EXTRACTED ENTRIES:
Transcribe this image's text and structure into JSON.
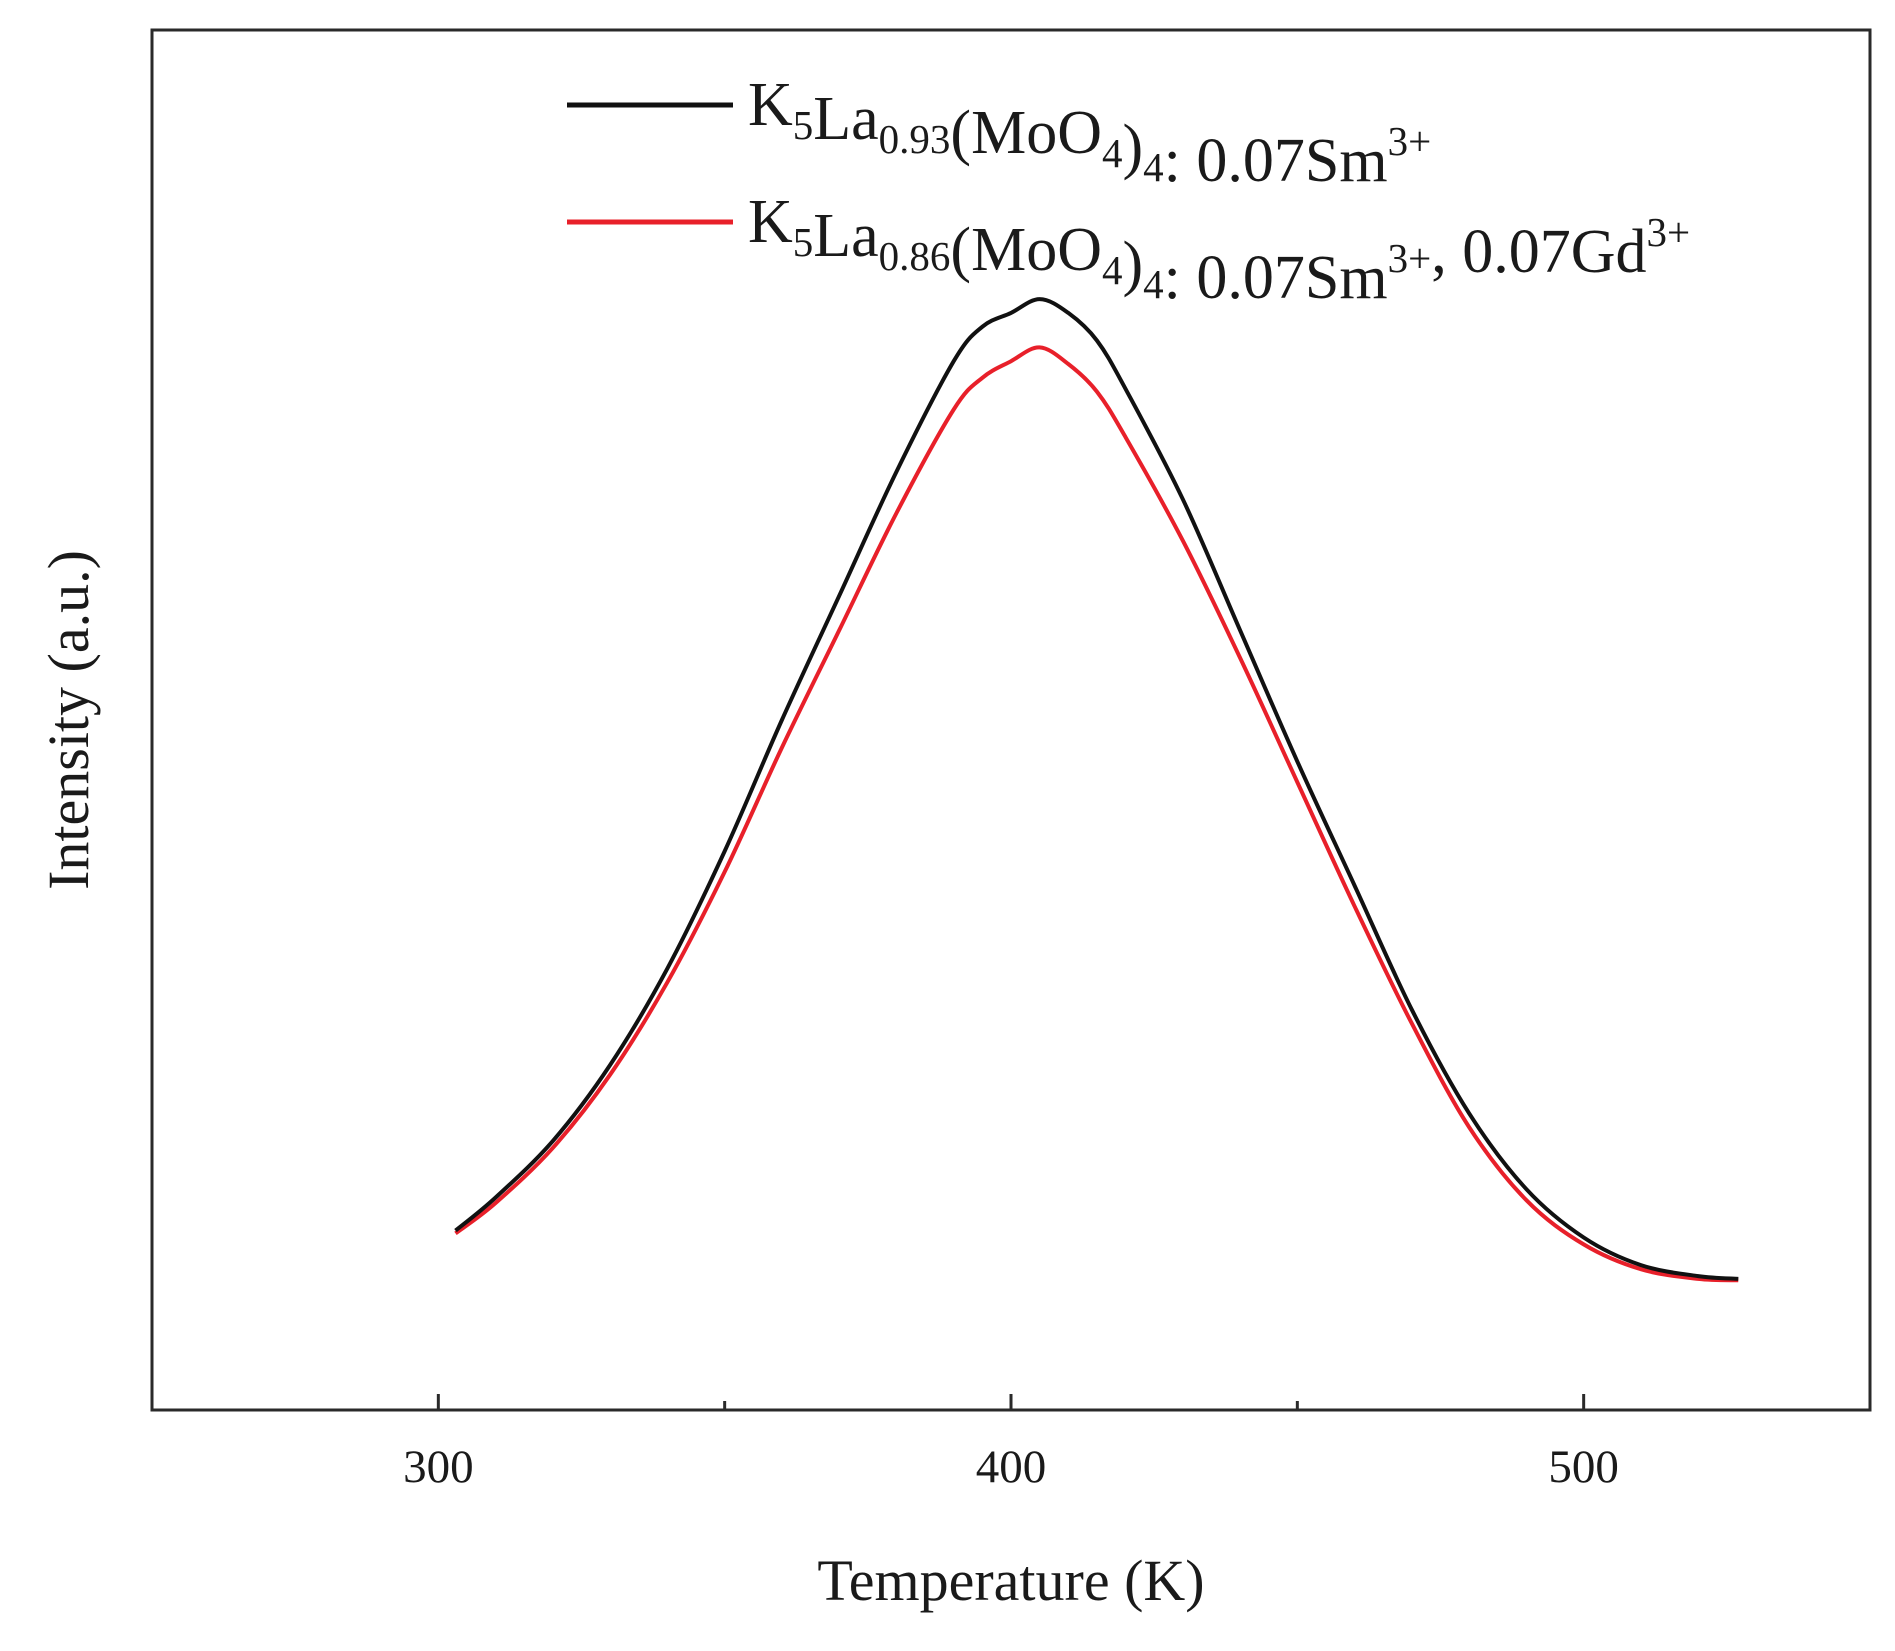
{
  "chart_data": {
    "type": "line",
    "xlabel": "Temperature (K)",
    "ylabel": "Intensity (a.u.)",
    "xlim": [
      250,
      550
    ],
    "ylim": [
      0,
      1
    ],
    "x_ticks": [
      300,
      400,
      500
    ],
    "x_minor_ticks": [
      350,
      450
    ],
    "grid": false,
    "legend_position": "top-right",
    "series": [
      {
        "name": "K5La0.93(MoO4)4: 0.07Sm3+",
        "color": "#111111",
        "legend_parts": [
          {
            "t": "K",
            "s": "n"
          },
          {
            "t": "5",
            "s": "sub"
          },
          {
            "t": "La",
            "s": "n"
          },
          {
            "t": "0.93",
            "s": "sub"
          },
          {
            "t": "(MoO",
            "s": "n"
          },
          {
            "t": "4",
            "s": "sub"
          },
          {
            "t": ")",
            "s": "n"
          },
          {
            "t": "4",
            "s": "sub"
          },
          {
            "t": ": 0.07Sm",
            "s": "n"
          },
          {
            "t": "3+",
            "s": "sup"
          }
        ],
        "x": [
          303,
          310,
          320,
          330,
          340,
          350,
          360,
          370,
          380,
          390,
          395,
          400,
          405,
          410,
          415,
          420,
          430,
          440,
          450,
          460,
          470,
          480,
          490,
          500,
          510,
          520,
          527
        ],
        "y": [
          0.13,
          0.154,
          0.195,
          0.25,
          0.32,
          0.405,
          0.5,
          0.59,
          0.68,
          0.76,
          0.785,
          0.795,
          0.805,
          0.795,
          0.775,
          0.74,
          0.66,
          0.565,
          0.47,
          0.38,
          0.29,
          0.215,
          0.16,
          0.125,
          0.105,
          0.097,
          0.095
        ]
      },
      {
        "name": "K5La0.86(MoO4)4: 0.07Sm3+, 0.07Gd3+",
        "color": "#e8202a",
        "legend_parts": [
          {
            "t": "K",
            "s": "n"
          },
          {
            "t": "5",
            "s": "sub"
          },
          {
            "t": "La",
            "s": "n"
          },
          {
            "t": "0.86",
            "s": "sub"
          },
          {
            "t": "(MoO",
            "s": "n"
          },
          {
            "t": "4",
            "s": "sub"
          },
          {
            "t": ")",
            "s": "n"
          },
          {
            "t": "4",
            "s": "sub"
          },
          {
            "t": ": 0.07Sm",
            "s": "n"
          },
          {
            "t": "3+",
            "s": "sup"
          },
          {
            "t": ", 0.07Gd",
            "s": "n"
          },
          {
            "t": "3+",
            "s": "sup"
          }
        ],
        "x": [
          303,
          310,
          320,
          330,
          340,
          350,
          360,
          370,
          380,
          390,
          395,
          400,
          405,
          410,
          415,
          420,
          430,
          440,
          450,
          460,
          470,
          480,
          490,
          500,
          510,
          520,
          527
        ],
        "y": [
          0.128,
          0.15,
          0.19,
          0.243,
          0.31,
          0.39,
          0.48,
          0.565,
          0.65,
          0.725,
          0.748,
          0.76,
          0.77,
          0.758,
          0.738,
          0.705,
          0.63,
          0.545,
          0.455,
          0.365,
          0.28,
          0.205,
          0.152,
          0.12,
          0.102,
          0.095,
          0.094
        ]
      }
    ]
  }
}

SHORT PROBLEM: Collect the lines that hold "name".

RESULT OF THIS TASK:
        "name": "K5La0.93(MoO4)4: 0.07Sm3+",
        "name": "K5La0.86(MoO4)4: 0.07Sm3+, 0.07Gd3+",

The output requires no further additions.